## Stated problem
Leaving out the pictures, retype all the material exactly.

## Recorded information
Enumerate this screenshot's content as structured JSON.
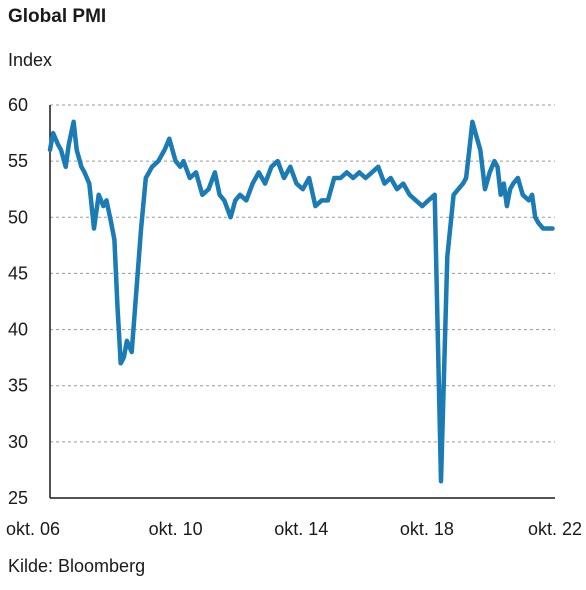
{
  "chart_data": {
    "type": "line",
    "title": "Global PMI",
    "ylabel": "Index",
    "source": "Kilde: Bloomberg",
    "ylim": [
      25,
      60
    ],
    "yticks": [
      25,
      30,
      35,
      40,
      45,
      50,
      55,
      60
    ],
    "xlim": [
      2006.75,
      2022.83
    ],
    "xticks": [
      {
        "label": "okt. 06",
        "x": 2006.75
      },
      {
        "label": "okt. 10",
        "x": 2010.75
      },
      {
        "label": "okt. 14",
        "x": 2014.75
      },
      {
        "label": "okt. 18",
        "x": 2018.75
      },
      {
        "label": "okt. 22",
        "x": 2022.75
      }
    ],
    "grid": "horizontal-dashed",
    "line_color": "#1a7bb5",
    "series": [
      {
        "x": [
          2006.75,
          2006.85,
          2007.0,
          2007.1,
          2007.25,
          2007.35,
          2007.5,
          2007.6,
          2007.75,
          2007.85,
          2008.0,
          2008.15,
          2008.3,
          2008.45,
          2008.55,
          2008.7,
          2008.8,
          2008.9,
          2009.0,
          2009.1,
          2009.2,
          2009.35,
          2009.5,
          2009.65,
          2009.8,
          2010.0,
          2010.2,
          2010.4,
          2010.55,
          2010.75,
          2010.9,
          2011.0,
          2011.2,
          2011.4,
          2011.6,
          2011.8,
          2012.0,
          2012.15,
          2012.3,
          2012.5,
          2012.65,
          2012.8,
          2013.0,
          2013.2,
          2013.4,
          2013.6,
          2013.8,
          2014.0,
          2014.2,
          2014.4,
          2014.6,
          2014.8,
          2015.0,
          2015.2,
          2015.4,
          2015.6,
          2015.8,
          2016.0,
          2016.2,
          2016.4,
          2016.6,
          2016.8,
          2017.0,
          2017.2,
          2017.4,
          2017.6,
          2017.8,
          2018.0,
          2018.2,
          2018.4,
          2018.6,
          2018.8,
          2019.0,
          2019.2,
          2019.4,
          2019.6,
          2019.75,
          2019.9,
          2020.0,
          2020.1,
          2020.2,
          2020.3,
          2020.45,
          2020.6,
          2020.75,
          2020.9,
          2021.0,
          2021.1,
          2021.2,
          2021.3,
          2021.4,
          2021.5,
          2021.65,
          2021.8,
          2022.0,
          2022.1,
          2022.2,
          2022.3,
          2022.45,
          2022.6,
          2022.75
        ],
        "y": [
          56.0,
          57.5,
          56.5,
          56.0,
          54.5,
          56.5,
          58.5,
          56.0,
          54.5,
          54.0,
          53.0,
          49.0,
          52.0,
          51.0,
          51.5,
          49.5,
          48.0,
          42.0,
          37.0,
          37.5,
          39.0,
          38.0,
          43.5,
          49.0,
          53.5,
          54.5,
          55.0,
          56.0,
          57.0,
          55.0,
          54.5,
          55.0,
          53.5,
          54.0,
          52.0,
          52.5,
          54.0,
          52.0,
          51.5,
          50.0,
          51.5,
          52.0,
          51.5,
          53.0,
          54.0,
          53.0,
          54.5,
          55.0,
          53.5,
          54.5,
          53.0,
          52.5,
          53.5,
          51.0,
          51.5,
          51.5,
          53.5,
          53.5,
          54.0,
          53.5,
          54.0,
          53.5,
          54.0,
          54.5,
          53.0,
          53.5,
          52.5,
          53.0,
          52.0,
          51.5,
          51.0,
          51.5,
          52.0,
          26.5,
          46.5,
          52.0,
          52.5,
          53.0,
          53.5,
          56.0,
          58.5,
          57.5,
          56.0,
          52.5,
          54.0,
          55.0,
          54.5,
          52.0,
          53.0,
          51.0,
          52.5,
          53.0,
          53.5,
          52.0,
          51.5,
          52.0,
          50.0,
          49.5,
          49.0,
          49.0,
          49.0
        ]
      }
    ]
  }
}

## The output
Enumerate this screenshot's content as structured JSON.
{
  "chart_data": {
    "type": "line",
    "title": "Global PMI",
    "ylabel": "Index",
    "source": "Kilde: Bloomberg",
    "ylim": [
      25,
      60
    ],
    "yticks": [
      25,
      30,
      35,
      40,
      45,
      50,
      55,
      60
    ],
    "xlim": [
      2006.75,
      2022.83
    ],
    "xticks": [
      {
        "label": "okt. 06",
        "x": 2006.75
      },
      {
        "label": "okt. 10",
        "x": 2010.75
      },
      {
        "label": "okt. 14",
        "x": 2014.75
      },
      {
        "label": "okt. 18",
        "x": 2018.75
      },
      {
        "label": "okt. 22",
        "x": 2022.75
      }
    ],
    "grid": "horizontal-dashed",
    "line_color": "#1a7bb5",
    "series": [
      {
        "x": [
          2006.75,
          2006.85,
          2007.0,
          2007.1,
          2007.25,
          2007.35,
          2007.5,
          2007.6,
          2007.75,
          2007.85,
          2008.0,
          2008.15,
          2008.3,
          2008.45,
          2008.55,
          2008.7,
          2008.8,
          2008.9,
          2009.0,
          2009.1,
          2009.2,
          2009.35,
          2009.5,
          2009.65,
          2009.8,
          2010.0,
          2010.2,
          2010.4,
          2010.55,
          2010.75,
          2010.9,
          2011.0,
          2011.2,
          2011.4,
          2011.6,
          2011.8,
          2012.0,
          2012.15,
          2012.3,
          2012.5,
          2012.65,
          2012.8,
          2013.0,
          2013.2,
          2013.4,
          2013.6,
          2013.8,
          2014.0,
          2014.2,
          2014.4,
          2014.6,
          2014.8,
          2015.0,
          2015.2,
          2015.4,
          2015.6,
          2015.8,
          2016.0,
          2016.2,
          2016.4,
          2016.6,
          2016.8,
          2017.0,
          2017.2,
          2017.4,
          2017.6,
          2017.8,
          2018.0,
          2018.2,
          2018.4,
          2018.6,
          2018.8,
          2019.0,
          2019.2,
          2019.4,
          2019.6,
          2019.75,
          2019.9,
          2020.0,
          2020.1,
          2020.2,
          2020.3,
          2020.45,
          2020.6,
          2020.75,
          2020.9,
          2021.0,
          2021.1,
          2021.2,
          2021.3,
          2021.4,
          2021.5,
          2021.65,
          2021.8,
          2022.0,
          2022.1,
          2022.2,
          2022.3,
          2022.45,
          2022.6,
          2022.75
        ],
        "y": [
          56.0,
          57.5,
          56.5,
          56.0,
          54.5,
          56.5,
          58.5,
          56.0,
          54.5,
          54.0,
          53.0,
          49.0,
          52.0,
          51.0,
          51.5,
          49.5,
          48.0,
          42.0,
          37.0,
          37.5,
          39.0,
          38.0,
          43.5,
          49.0,
          53.5,
          54.5,
          55.0,
          56.0,
          57.0,
          55.0,
          54.5,
          55.0,
          53.5,
          54.0,
          52.0,
          52.5,
          54.0,
          52.0,
          51.5,
          50.0,
          51.5,
          52.0,
          51.5,
          53.0,
          54.0,
          53.0,
          54.5,
          55.0,
          53.5,
          54.5,
          53.0,
          52.5,
          53.5,
          51.0,
          51.5,
          51.5,
          53.5,
          53.5,
          54.0,
          53.5,
          54.0,
          53.5,
          54.0,
          54.5,
          53.0,
          53.5,
          52.5,
          53.0,
          52.0,
          51.5,
          51.0,
          51.5,
          52.0,
          26.5,
          46.5,
          52.0,
          52.5,
          53.0,
          53.5,
          56.0,
          58.5,
          57.5,
          56.0,
          52.5,
          54.0,
          55.0,
          54.5,
          52.0,
          53.0,
          51.0,
          52.5,
          53.0,
          53.5,
          52.0,
          51.5,
          52.0,
          50.0,
          49.5,
          49.0,
          49.0,
          49.0
        ]
      }
    ]
  }
}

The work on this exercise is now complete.